-- Data supplied start --
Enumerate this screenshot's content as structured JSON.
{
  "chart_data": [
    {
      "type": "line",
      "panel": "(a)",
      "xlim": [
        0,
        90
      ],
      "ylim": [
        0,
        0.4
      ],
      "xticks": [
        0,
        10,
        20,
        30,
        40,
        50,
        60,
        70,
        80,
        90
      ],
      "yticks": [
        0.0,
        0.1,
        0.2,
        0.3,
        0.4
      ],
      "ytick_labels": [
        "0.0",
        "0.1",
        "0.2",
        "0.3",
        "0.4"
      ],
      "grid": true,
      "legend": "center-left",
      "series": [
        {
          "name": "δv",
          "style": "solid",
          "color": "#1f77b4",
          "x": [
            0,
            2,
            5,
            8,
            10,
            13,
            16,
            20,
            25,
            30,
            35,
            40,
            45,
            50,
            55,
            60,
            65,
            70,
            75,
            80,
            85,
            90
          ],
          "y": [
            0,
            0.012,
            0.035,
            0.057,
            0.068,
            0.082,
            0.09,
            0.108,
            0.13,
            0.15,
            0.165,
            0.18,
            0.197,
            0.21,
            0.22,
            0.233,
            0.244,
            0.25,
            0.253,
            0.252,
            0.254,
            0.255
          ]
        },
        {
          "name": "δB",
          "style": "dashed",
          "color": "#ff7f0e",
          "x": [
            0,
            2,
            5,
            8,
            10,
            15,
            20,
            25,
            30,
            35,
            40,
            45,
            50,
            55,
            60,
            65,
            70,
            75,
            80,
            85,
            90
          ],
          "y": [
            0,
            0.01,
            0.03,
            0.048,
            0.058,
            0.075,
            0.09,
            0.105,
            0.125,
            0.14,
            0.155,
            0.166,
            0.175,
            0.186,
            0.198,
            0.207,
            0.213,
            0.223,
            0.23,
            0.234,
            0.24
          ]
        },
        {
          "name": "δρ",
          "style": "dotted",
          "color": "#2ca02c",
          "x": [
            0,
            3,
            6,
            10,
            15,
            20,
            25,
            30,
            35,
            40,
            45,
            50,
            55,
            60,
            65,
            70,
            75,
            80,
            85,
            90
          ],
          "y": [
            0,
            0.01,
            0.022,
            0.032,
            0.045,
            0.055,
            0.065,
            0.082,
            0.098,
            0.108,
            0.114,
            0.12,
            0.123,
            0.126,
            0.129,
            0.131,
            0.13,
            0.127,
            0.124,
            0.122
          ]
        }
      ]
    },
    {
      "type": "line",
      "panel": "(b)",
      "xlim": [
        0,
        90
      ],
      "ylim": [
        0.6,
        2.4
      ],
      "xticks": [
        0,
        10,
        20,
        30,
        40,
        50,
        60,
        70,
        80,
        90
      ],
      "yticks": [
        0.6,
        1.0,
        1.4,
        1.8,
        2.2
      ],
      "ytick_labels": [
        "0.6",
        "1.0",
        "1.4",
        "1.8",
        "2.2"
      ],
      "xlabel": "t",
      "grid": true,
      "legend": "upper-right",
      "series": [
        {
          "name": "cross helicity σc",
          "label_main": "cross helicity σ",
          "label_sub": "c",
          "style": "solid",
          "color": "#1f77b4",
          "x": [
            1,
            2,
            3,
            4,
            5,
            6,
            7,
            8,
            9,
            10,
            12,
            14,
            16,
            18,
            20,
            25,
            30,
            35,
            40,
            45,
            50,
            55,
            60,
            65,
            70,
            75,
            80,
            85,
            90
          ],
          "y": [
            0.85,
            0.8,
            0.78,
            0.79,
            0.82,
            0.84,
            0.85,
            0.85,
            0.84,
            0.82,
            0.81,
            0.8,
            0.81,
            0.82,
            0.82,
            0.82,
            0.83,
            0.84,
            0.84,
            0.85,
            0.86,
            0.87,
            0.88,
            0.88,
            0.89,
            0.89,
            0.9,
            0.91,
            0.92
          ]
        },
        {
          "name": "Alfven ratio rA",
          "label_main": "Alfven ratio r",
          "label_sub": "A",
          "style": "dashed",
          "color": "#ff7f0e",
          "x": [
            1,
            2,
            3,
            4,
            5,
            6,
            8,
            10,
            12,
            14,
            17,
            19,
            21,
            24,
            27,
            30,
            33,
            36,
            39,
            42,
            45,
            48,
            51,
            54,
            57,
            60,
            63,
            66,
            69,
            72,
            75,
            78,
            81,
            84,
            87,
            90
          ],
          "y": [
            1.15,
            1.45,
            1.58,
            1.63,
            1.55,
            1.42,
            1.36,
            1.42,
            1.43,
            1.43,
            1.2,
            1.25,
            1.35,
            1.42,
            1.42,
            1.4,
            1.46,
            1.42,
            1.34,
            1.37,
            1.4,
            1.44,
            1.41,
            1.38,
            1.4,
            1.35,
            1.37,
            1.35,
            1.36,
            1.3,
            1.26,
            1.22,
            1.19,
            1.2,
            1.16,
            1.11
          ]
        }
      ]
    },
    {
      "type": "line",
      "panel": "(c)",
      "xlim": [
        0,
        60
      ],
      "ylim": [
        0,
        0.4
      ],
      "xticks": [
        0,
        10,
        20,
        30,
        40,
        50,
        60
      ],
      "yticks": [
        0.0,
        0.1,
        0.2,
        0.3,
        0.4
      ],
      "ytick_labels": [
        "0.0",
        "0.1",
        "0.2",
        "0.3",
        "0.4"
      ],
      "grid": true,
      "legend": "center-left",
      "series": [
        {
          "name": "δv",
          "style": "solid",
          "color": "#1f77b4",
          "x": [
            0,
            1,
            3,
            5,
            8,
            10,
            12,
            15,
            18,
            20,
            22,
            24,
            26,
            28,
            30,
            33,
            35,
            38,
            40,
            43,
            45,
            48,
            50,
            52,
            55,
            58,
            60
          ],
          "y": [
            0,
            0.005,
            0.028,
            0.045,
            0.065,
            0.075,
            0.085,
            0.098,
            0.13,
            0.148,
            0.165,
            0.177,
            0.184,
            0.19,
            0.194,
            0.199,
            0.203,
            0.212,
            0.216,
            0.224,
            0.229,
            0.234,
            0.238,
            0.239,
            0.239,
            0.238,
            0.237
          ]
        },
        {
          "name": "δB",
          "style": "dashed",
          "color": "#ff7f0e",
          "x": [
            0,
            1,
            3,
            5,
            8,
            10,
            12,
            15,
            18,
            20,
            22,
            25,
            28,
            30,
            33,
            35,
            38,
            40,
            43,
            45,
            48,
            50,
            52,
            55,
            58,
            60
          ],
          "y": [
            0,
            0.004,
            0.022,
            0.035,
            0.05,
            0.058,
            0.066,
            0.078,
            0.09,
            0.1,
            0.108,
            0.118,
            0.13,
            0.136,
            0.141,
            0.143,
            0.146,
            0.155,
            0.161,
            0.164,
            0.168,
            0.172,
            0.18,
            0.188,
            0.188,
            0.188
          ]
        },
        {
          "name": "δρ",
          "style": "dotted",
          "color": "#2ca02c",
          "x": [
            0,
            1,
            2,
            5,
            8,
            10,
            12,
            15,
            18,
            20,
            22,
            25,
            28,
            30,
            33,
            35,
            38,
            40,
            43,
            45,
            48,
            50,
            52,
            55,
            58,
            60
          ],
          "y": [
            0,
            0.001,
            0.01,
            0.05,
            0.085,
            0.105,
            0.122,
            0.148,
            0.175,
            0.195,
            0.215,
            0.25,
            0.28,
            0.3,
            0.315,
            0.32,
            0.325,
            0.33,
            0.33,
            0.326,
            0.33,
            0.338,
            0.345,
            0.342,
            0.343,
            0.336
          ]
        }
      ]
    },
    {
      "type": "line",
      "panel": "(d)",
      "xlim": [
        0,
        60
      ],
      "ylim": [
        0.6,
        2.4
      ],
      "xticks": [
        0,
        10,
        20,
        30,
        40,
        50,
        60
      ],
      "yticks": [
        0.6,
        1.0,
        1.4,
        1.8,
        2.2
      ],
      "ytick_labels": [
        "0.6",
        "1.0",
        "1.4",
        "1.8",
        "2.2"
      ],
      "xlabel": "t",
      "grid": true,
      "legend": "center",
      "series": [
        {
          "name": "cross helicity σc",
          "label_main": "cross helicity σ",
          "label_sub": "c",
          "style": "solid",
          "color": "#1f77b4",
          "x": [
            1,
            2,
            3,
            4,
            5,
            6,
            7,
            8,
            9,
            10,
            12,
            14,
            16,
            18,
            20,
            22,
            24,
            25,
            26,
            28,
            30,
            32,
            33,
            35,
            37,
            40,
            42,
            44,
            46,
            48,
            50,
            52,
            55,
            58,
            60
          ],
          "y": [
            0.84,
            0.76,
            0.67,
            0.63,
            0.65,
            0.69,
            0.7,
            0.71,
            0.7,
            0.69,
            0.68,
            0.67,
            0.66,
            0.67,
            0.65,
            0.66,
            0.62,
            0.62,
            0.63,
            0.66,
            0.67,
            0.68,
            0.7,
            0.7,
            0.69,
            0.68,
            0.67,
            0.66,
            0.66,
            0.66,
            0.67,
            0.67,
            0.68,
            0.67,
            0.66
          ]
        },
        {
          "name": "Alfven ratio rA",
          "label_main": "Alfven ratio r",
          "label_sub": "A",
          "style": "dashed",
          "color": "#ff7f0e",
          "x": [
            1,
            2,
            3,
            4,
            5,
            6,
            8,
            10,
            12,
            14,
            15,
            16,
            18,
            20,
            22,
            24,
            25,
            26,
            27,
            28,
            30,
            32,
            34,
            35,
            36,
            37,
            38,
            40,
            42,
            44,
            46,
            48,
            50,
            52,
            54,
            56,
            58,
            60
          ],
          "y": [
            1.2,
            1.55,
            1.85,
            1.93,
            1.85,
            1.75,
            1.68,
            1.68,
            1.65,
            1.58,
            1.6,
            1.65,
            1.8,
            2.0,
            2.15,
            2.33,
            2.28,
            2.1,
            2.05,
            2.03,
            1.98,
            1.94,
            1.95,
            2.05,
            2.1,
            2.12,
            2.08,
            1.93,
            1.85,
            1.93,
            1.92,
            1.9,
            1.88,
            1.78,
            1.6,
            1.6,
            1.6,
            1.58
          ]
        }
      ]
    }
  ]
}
-- Data supplied end --
## Instructions to follow:
Extract all lines from the material above that include the word "legend".

## Task response:
      "legend": "center-left",
      "legend": "upper-right",
      "legend": "center-left",
      "legend": "center",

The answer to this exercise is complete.